** Start RECORDS SUPPLIED **

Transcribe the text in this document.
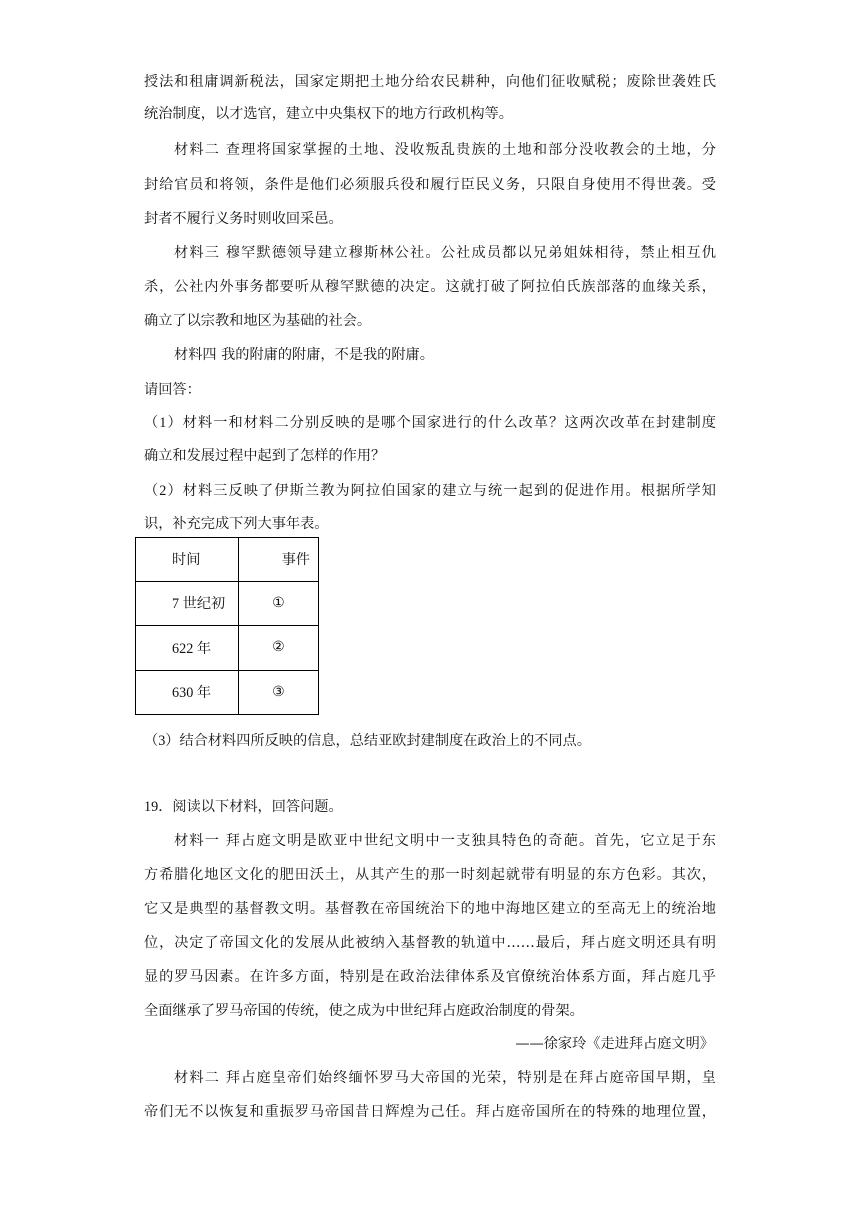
授法和租庸调新税法，国家定期把土地分给农民耕种，向他们征收赋税；废除世袭姓氏
统治制度，以才选官，建立中央集权下的地方行政机构等。
材料二 查理将国家掌握的土地、没收叛乱贵族的土地和部分没收教会的土地，分
封给官员和将领，条件是他们必须服兵役和履行臣民义务，只限自身使用不得世袭。受
封者不履行义务时则收回采邑。
材料三 穆罕默德领导建立穆斯林公社。公社成员都以兄弟姐妹相待，禁止相互仇
杀，公社内外事务都要听从穆罕默德的决定。这就打破了阿拉伯氏族部落的血缘关系，
确立了以宗教和地区为基础的社会。
材料四 我的附庸的附庸，不是我的附庸。
请回答：
（1）材料一和材料二分别反映的是哪个国家进行的什么改革？这两次改革在封建制度
确立和发展过程中起到了怎样的作用？
（2）材料三反映了伊斯兰教为阿拉伯国家的建立与统一起到的促进作用。根据所学知
识，补充完成下列大事年表。
时间	事件
7 世纪初	①
622 年	②
630 年	③
（3）结合材料四所反映的信息，总结亚欧封建制度在政治上的不同点。
19．阅读以下材料，回答问题。
材料一 拜占庭文明是欧亚中世纪文明中一支独具特色的奇葩。首先，它立足于东
方希腊化地区文化的肥田沃土，从其产生的那一时刻起就带有明显的东方色彩。其次，
它又是典型的基督教文明。基督教在帝国统治下的地中海地区建立的至高无上的统治地
位，决定了帝国文化的发展从此被纳入基督教的轨道中……最后，拜占庭文明还具有明
显的罗马因素。在许多方面，特别是在政治法律体系及官僚统治体系方面，拜占庭几乎
全面继承了罗马帝国的传统，使之成为中世纪拜占庭政治制度的骨架。
——徐家玲《走进拜占庭文明》
材料二 拜占庭皇帝们始终缅怀罗马大帝国的光荣，特别是在拜占庭帝国早期，皇
帝们无不以恢复和重振罗马帝国昔日辉煌为己任。拜占庭帝国所在的特殊的地理位置，
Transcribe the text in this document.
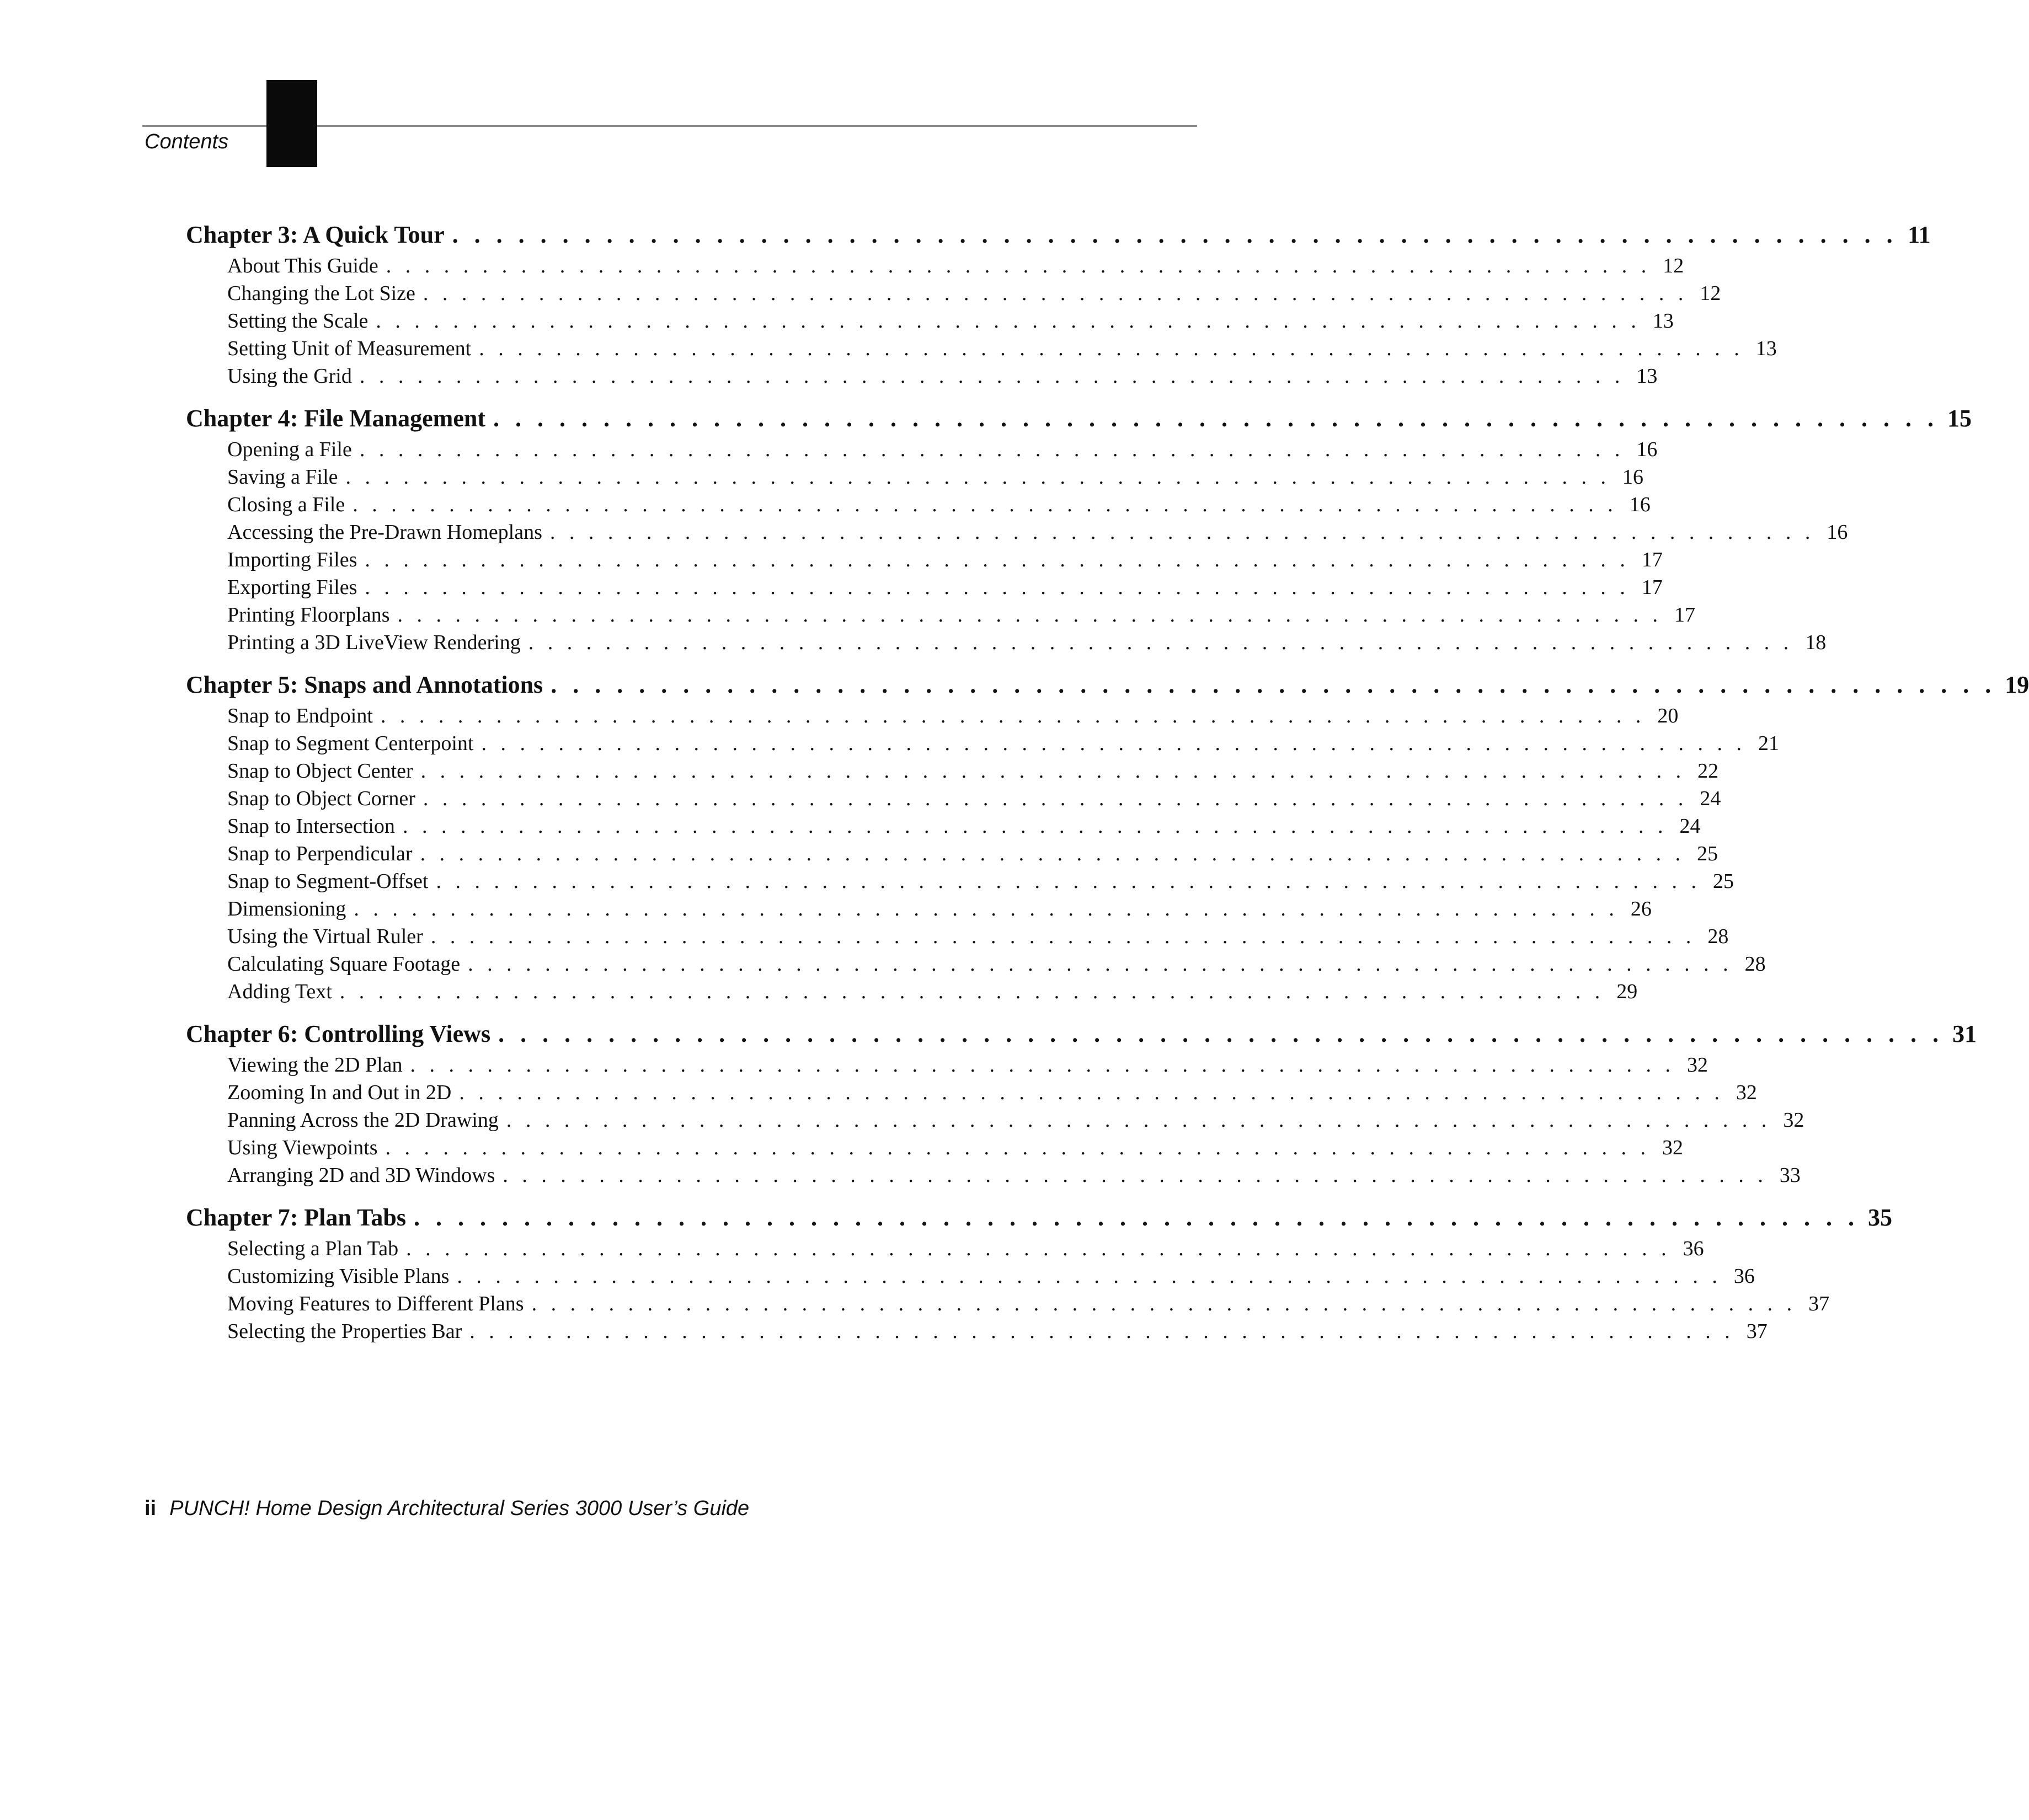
Contents
Chapter 3: A Quick Tour . . . . . . . . . . . . . . . . . . . . . . . . . . . . . . . . . . . . . . . . . . . . . . . . . . . . . . . . . . . . . . . . . . 11
About This Guide . . . . . . . . . . . . . . . . . . . . . . . . . . . . . . . . . . . . . . . . . . . . . . . . . . . . . . . . . . . . . . . . . . 12
Changing the Lot Size . . . . . . . . . . . . . . . . . . . . . . . . . . . . . . . . . . . . . . . . . . . . . . . . . . . . . . . . . . . . . . . . . . 12
Setting the Scale . . . . . . . . . . . . . . . . . . . . . . . . . . . . . . . . . . . . . . . . . . . . . . . . . . . . . . . . . . . . . . . . . . 13
Setting Unit of Measurement . . . . . . . . . . . . . . . . . . . . . . . . . . . . . . . . . . . . . . . . . . . . . . . . . . . . . . . . . . . . . . . . . . 13
Using the Grid . . . . . . . . . . . . . . . . . . . . . . . . . . . . . . . . . . . . . . . . . . . . . . . . . . . . . . . . . . . . . . . . . . 13
Chapter 4: File Management . . . . . . . . . . . . . . . . . . . . . . . . . . . . . . . . . . . . . . . . . . . . . . . . . . . . . . . . . . . . . . . . . . 15
Opening a File . . . . . . . . . . . . . . . . . . . . . . . . . . . . . . . . . . . . . . . . . . . . . . . . . . . . . . . . . . . . . . . . . . 16
Saving a File . . . . . . . . . . . . . . . . . . . . . . . . . . . . . . . . . . . . . . . . . . . . . . . . . . . . . . . . . . . . . . . . . . 16
Closing a File . . . . . . . . . . . . . . . . . . . . . . . . . . . . . . . . . . . . . . . . . . . . . . . . . . . . . . . . . . . . . . . . . . 16
Accessing the Pre-Drawn Homeplans . . . . . . . . . . . . . . . . . . . . . . . . . . . . . . . . . . . . . . . . . . . . . . . . . . . . . . . . . . . . . . . . . . 16
Importing Files . . . . . . . . . . . . . . . . . . . . . . . . . . . . . . . . . . . . . . . . . . . . . . . . . . . . . . . . . . . . . . . . . . 17
Exporting Files . . . . . . . . . . . . . . . . . . . . . . . . . . . . . . . . . . . . . . . . . . . . . . . . . . . . . . . . . . . . . . . . . . 17
Printing Floorplans . . . . . . . . . . . . . . . . . . . . . . . . . . . . . . . . . . . . . . . . . . . . . . . . . . . . . . . . . . . . . . . . . . 17
Printing a 3D LiveView Rendering . . . . . . . . . . . . . . . . . . . . . . . . . . . . . . . . . . . . . . . . . . . . . . . . . . . . . . . . . . . . . . . . . . 18
Chapter 5: Snaps and Annotations . . . . . . . . . . . . . . . . . . . . . . . . . . . . . . . . . . . . . . . . . . . . . . . . . . . . . . . . . . . . . . . . . . 19
Snap to Endpoint . . . . . . . . . . . . . . . . . . . . . . . . . . . . . . . . . . . . . . . . . . . . . . . . . . . . . . . . . . . . . . . . . . 20
Snap to Segment Centerpoint . . . . . . . . . . . . . . . . . . . . . . . . . . . . . . . . . . . . . . . . . . . . . . . . . . . . . . . . . . . . . . . . . . 21
Snap to Object Center . . . . . . . . . . . . . . . . . . . . . . . . . . . . . . . . . . . . . . . . . . . . . . . . . . . . . . . . . . . . . . . . . . 22
Snap to Object Corner . . . . . . . . . . . . . . . . . . . . . . . . . . . . . . . . . . . . . . . . . . . . . . . . . . . . . . . . . . . . . . . . . . 24
Snap to Intersection . . . . . . . . . . . . . . . . . . . . . . . . . . . . . . . . . . . . . . . . . . . . . . . . . . . . . . . . . . . . . . . . . . 24
Snap to Perpendicular . . . . . . . . . . . . . . . . . . . . . . . . . . . . . . . . . . . . . . . . . . . . . . . . . . . . . . . . . . . . . . . . . . 25
Snap to Segment-Offset . . . . . . . . . . . . . . . . . . . . . . . . . . . . . . . . . . . . . . . . . . . . . . . . . . . . . . . . . . . . . . . . . . 25
Dimensioning . . . . . . . . . . . . . . . . . . . . . . . . . . . . . . . . . . . . . . . . . . . . . . . . . . . . . . . . . . . . . . . . . . 26
Using the Virtual Ruler . . . . . . . . . . . . . . . . . . . . . . . . . . . . . . . . . . . . . . . . . . . . . . . . . . . . . . . . . . . . . . . . . . 28
Calculating Square Footage . . . . . . . . . . . . . . . . . . . . . . . . . . . . . . . . . . . . . . . . . . . . . . . . . . . . . . . . . . . . . . . . . . 28
Adding Text . . . . . . . . . . . . . . . . . . . . . . . . . . . . . . . . . . . . . . . . . . . . . . . . . . . . . . . . . . . . . . . . . . 29
Chapter 6: Controlling Views . . . . . . . . . . . . . . . . . . . . . . . . . . . . . . . . . . . . . . . . . . . . . . . . . . . . . . . . . . . . . . . . . . 31
Viewing the 2D Plan . . . . . . . . . . . . . . . . . . . . . . . . . . . . . . . . . . . . . . . . . . . . . . . . . . . . . . . . . . . . . . . . . . 32
Zooming In and Out in 2D . . . . . . . . . . . . . . . . . . . . . . . . . . . . . . . . . . . . . . . . . . . . . . . . . . . . . . . . . . . . . . . . . . 32
Panning Across the 2D Drawing . . . . . . . . . . . . . . . . . . . . . . . . . . . . . . . . . . . . . . . . . . . . . . . . . . . . . . . . . . . . . . . . . . 32
Using Viewpoints . . . . . . . . . . . . . . . . . . . . . . . . . . . . . . . . . . . . . . . . . . . . . . . . . . . . . . . . . . . . . . . . . . 32
Arranging 2D and 3D Windows . . . . . . . . . . . . . . . . . . . . . . . . . . . . . . . . . . . . . . . . . . . . . . . . . . . . . . . . . . . . . . . . . . 33
Chapter 7: Plan Tabs . . . . . . . . . . . . . . . . . . . . . . . . . . . . . . . . . . . . . . . . . . . . . . . . . . . . . . . . . . . . . . . . . . 35
Selecting a Plan Tab . . . . . . . . . . . . . . . . . . . . . . . . . . . . . . . . . . . . . . . . . . . . . . . . . . . . . . . . . . . . . . . . . . 36
Customizing Visible Plans . . . . . . . . . . . . . . . . . . . . . . . . . . . . . . . . . . . . . . . . . . . . . . . . . . . . . . . . . . . . . . . . . . 36
Moving Features to Different Plans . . . . . . . . . . . . . . . . . . . . . . . . . . . . . . . . . . . . . . . . . . . . . . . . . . . . . . . . . . . . . . . . . . 37
Selecting the Properties Bar . . . . . . . . . . . . . . . . . . . . . . . . . . . . . . . . . . . . . . . . . . . . . . . . . . . . . . . . . . . . . . . . . . 37
ii PUNCH! Home Design Architectural Series 3000 User’s Guide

** End RECORDS SUPPLIED **

> _TASK DETAILS_
Take every line above carrying "Selecting" and return it.

> _ANSWER TO THIS PROBLEM_
Selecting a Plan Tab . . . . . . . . . . . . . . . . . . . . . . . . . . . . . . . . . . . . . . . . . . . . . . . . . . . . . . . . . . . . . . . . . . 36
Selecting the Properties Bar . . . . . . . . . . . . . . . . . . . . . . . . . . . . . . . . . . . . . . . . . . . . . . . . . . . . . . . . . . . . . . . . . . 37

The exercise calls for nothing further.